To do: Render every entry exactly as it appears.

○ ○ ○

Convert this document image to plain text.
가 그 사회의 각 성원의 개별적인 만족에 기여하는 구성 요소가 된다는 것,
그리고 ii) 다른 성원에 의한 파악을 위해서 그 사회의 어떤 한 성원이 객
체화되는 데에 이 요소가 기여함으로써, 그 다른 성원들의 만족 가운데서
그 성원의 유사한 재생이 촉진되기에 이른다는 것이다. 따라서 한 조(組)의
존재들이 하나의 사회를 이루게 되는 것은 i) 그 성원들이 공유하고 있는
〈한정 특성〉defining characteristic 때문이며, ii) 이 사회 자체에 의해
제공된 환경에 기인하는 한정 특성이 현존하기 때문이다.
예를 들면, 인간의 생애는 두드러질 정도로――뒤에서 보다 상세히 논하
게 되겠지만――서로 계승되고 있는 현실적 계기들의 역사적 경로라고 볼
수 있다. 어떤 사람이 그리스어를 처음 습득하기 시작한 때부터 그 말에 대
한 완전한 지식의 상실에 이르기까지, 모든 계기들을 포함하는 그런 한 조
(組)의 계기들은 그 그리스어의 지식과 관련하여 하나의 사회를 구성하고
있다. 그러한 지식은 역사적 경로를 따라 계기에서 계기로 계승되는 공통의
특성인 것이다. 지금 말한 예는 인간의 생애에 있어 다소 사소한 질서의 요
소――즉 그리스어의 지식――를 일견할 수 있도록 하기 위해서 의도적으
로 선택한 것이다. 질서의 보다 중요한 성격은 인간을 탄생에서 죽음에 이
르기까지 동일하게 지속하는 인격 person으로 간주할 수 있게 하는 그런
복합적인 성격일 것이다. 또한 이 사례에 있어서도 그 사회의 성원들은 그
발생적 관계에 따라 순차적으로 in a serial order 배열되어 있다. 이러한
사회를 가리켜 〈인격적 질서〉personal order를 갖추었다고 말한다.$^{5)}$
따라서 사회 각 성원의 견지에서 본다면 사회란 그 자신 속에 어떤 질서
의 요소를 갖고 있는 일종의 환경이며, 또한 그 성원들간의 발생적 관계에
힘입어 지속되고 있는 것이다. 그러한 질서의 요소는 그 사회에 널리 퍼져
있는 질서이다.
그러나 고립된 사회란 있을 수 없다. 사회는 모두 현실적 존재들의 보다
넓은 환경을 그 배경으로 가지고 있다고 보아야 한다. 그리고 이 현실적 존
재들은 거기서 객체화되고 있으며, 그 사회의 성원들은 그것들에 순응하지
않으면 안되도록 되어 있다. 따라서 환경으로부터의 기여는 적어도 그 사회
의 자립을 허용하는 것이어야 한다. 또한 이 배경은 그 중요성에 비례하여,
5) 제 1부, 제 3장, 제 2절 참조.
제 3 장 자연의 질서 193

○ ○ ○

Correct result:
Convert this document image to plain text.
가 그 사회의 각 성원의 개별적인 만족에 기여하는 구성 요소가 된다는 것,
그리고 ii) 다른 성원에 의한 파악을 위해서 그 사회의 어떤 한 성원이 객
체화되는 데에 이 요소가 기여함으로써, 그 다른 성원들의 만족 가운데서
그 성원의 유사한 재생이 촉진되기에 이른다는 것이다. 따라서 한 조(組)의
존재들이 하나의 사회를 이루게 되는 것은 i) 그 성원들이 공유하고 있는
〈한정 특성〉defining characteristic 때문이며, ii) 이 사회 자체에 의해
제공된 환경에 기인하는 한정 특성이 현존하기 때문이다.
예를 들면, 인간의 생애는 두드러질 정도로――뒤에서 보다 상세히 논하
게 되겠지만――서로 계승되고 있는 현실적 계기들의 역사적 경로라고 볼
수 있다. 어떤 사람이 그리스어를 처음 습득하기 시작한 때부터 그 말에 대
한 완전한 지식의 상실에 이르기까지, 모든 계기들을 포함하는 그런 한 조
(組)의 계기들은 그 그리스어의 지식과 관련하여 하나의 사회를 구성하고
있다. 그러한 지식은 역사적 경로를 따라 계기에서 계기로 계승되는 공통의
특성인 것이다. 지금 말한 예는 인간의 생애에 있어 다소 사소한 질서의 요
소――즉 그리스어의 지식――를 일견할 수 있도록 하기 위해서 의도적으
로 선택한 것이다. 질서의 보다 중요한 성격은 인간을 탄생에서 죽음에 이
르기까지 동일하게 지속하는 인격 person으로 간주할 수 있게 하는 그런
복합적인 성격일 것이다. 또한 이 사례에 있어서도 그 사회의 성원들은 그
발생적 관계에 따라 순차적으로 in a serial order 배열되어 있다. 이러한
사회를 가리켜 〈인격적 질서〉personal order를 갖추었다고 말한다.$^{5)}$
따라서 사회 각 성원의 견지에서 본다면 사회란 그 자신 속에 어떤 질서
의 요소를 갖고 있는 일종의 환경이며, 또한 그 성원들간의 발생적 관계에
힘입어 지속되고 있는 것이다. 그러한 질서의 요소는 그 사회에 널리 퍼져
있는 질서이다.
그러나 고립된 사회란 있을 수 없다. 사회는 모두 현실적 존재들의 보다
넓은 환경을 그 배경으로 가지고 있다고 보아야 한다. 그리고 이 현실적 존
재들은 거기서 객체화되고 있으며, 그 사회의 성원들은 그것들에 순응하지
않으면 안되도록 되어 있다. 따라서 환경으로부터의 기여는 적어도 그 사회
의 자립을 허용하는 것이어야 한다. 또한 이 배경은 그 중요성에 비례하여,
5) 제 1부, 제 3장, 제 2절 참조.
제 3 장 자연의 질서 193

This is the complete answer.